Exercise material

•••••

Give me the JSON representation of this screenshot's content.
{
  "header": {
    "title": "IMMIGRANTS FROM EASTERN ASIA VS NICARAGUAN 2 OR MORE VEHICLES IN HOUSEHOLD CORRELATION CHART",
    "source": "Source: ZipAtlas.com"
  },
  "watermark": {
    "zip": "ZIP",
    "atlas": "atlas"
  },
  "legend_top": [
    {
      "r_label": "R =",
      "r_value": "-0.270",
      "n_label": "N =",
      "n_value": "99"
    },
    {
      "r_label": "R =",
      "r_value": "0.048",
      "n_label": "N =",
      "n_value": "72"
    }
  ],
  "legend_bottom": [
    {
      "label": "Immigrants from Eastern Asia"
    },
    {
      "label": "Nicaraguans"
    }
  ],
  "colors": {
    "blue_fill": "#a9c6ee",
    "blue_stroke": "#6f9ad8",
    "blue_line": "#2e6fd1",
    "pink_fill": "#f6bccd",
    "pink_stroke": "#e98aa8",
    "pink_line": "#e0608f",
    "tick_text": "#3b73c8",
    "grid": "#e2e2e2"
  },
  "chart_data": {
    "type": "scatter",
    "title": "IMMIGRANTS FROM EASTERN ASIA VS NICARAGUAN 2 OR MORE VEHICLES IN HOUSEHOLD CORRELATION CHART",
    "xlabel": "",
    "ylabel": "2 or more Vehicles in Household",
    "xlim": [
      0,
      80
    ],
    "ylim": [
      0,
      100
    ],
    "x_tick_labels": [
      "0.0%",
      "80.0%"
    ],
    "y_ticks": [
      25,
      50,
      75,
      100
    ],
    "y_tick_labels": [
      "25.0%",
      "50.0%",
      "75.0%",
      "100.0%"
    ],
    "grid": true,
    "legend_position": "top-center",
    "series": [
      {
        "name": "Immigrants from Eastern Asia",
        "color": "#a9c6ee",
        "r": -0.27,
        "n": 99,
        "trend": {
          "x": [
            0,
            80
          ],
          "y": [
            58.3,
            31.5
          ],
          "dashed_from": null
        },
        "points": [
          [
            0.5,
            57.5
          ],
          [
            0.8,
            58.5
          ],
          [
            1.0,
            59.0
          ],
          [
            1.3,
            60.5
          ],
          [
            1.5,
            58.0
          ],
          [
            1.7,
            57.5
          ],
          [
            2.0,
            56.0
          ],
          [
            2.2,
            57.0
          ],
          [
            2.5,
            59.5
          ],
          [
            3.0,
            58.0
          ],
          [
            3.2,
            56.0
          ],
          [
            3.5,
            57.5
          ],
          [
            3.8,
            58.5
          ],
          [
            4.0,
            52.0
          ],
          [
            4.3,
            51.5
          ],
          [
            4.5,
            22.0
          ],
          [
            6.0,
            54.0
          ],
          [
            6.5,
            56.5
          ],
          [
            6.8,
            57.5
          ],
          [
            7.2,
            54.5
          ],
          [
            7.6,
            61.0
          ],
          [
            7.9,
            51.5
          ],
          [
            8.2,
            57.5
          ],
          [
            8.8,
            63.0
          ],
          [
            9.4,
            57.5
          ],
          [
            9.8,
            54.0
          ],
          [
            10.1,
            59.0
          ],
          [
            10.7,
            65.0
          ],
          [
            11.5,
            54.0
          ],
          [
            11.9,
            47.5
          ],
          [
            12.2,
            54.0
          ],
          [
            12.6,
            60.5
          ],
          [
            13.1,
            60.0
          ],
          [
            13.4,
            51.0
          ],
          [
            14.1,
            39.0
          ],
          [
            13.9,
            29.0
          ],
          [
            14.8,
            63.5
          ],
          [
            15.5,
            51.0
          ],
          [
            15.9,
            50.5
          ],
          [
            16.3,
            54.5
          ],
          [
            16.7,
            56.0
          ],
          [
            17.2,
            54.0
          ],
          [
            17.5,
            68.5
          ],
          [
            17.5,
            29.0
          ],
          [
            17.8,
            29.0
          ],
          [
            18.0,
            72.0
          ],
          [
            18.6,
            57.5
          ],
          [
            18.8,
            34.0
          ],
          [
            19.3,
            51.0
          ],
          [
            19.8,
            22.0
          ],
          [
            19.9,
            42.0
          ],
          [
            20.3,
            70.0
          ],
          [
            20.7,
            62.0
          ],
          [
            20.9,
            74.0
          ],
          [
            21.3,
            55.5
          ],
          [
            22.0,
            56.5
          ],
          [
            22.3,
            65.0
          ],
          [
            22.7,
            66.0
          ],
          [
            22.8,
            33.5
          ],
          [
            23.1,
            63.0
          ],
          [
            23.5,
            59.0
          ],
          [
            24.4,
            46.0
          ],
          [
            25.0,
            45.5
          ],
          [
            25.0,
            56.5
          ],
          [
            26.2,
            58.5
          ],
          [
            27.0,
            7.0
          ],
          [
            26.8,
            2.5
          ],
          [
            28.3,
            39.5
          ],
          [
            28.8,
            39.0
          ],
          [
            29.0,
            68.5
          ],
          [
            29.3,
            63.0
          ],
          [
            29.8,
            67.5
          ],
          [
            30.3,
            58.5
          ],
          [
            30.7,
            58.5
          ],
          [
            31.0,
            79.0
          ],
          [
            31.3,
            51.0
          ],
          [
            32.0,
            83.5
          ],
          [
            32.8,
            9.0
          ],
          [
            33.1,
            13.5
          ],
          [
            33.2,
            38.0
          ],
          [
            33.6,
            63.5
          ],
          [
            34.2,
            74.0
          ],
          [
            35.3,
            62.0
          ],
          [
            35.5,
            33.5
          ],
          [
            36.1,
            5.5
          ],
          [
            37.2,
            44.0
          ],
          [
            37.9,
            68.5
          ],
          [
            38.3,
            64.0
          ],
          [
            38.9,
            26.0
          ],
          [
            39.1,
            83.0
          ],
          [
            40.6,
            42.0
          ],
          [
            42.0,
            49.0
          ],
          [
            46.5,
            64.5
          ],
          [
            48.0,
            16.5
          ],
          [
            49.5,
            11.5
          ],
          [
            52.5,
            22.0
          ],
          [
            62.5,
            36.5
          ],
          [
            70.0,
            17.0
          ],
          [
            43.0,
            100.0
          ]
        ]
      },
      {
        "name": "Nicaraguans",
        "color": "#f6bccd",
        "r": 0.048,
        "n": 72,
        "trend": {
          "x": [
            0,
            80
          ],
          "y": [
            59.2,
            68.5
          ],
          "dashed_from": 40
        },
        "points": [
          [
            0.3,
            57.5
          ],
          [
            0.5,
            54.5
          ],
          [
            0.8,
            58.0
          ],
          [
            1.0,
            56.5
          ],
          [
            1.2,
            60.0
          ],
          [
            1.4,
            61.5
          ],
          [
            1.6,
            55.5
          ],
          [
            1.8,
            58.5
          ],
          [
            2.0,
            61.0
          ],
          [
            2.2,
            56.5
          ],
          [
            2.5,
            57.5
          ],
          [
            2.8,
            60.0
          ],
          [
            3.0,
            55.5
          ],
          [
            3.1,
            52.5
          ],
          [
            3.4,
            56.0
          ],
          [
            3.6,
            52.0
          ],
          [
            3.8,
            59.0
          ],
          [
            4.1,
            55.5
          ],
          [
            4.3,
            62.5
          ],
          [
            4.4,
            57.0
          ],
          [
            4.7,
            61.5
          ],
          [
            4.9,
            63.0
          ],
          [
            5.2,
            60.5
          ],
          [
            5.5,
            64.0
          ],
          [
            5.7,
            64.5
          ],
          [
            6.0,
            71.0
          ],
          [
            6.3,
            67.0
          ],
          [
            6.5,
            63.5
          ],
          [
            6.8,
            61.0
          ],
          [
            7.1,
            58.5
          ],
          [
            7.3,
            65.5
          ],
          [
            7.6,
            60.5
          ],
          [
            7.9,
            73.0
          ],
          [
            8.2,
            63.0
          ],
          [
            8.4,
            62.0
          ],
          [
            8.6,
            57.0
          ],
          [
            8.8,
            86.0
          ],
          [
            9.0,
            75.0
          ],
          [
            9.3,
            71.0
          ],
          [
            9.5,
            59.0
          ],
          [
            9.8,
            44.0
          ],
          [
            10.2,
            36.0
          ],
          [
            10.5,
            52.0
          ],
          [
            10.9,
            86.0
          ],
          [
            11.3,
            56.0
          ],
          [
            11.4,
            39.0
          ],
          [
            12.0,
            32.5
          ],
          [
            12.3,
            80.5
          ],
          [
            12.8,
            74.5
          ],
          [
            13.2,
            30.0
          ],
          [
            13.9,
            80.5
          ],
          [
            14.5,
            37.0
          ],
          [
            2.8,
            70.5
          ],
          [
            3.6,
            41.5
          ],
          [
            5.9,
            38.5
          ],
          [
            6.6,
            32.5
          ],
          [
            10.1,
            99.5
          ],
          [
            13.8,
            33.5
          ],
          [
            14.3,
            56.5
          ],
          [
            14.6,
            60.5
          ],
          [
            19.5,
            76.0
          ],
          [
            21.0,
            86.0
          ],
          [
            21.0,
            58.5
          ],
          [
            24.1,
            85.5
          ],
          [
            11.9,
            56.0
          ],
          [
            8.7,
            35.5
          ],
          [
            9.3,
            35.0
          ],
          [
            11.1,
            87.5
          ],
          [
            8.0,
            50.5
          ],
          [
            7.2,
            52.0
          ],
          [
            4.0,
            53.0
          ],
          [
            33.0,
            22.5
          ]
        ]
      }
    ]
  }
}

•••••

What you should do
Copy each line that holds the word "name".

Task answer
        "name": "Immigrants from Eastern Asia",
        "name": "Nicaraguans",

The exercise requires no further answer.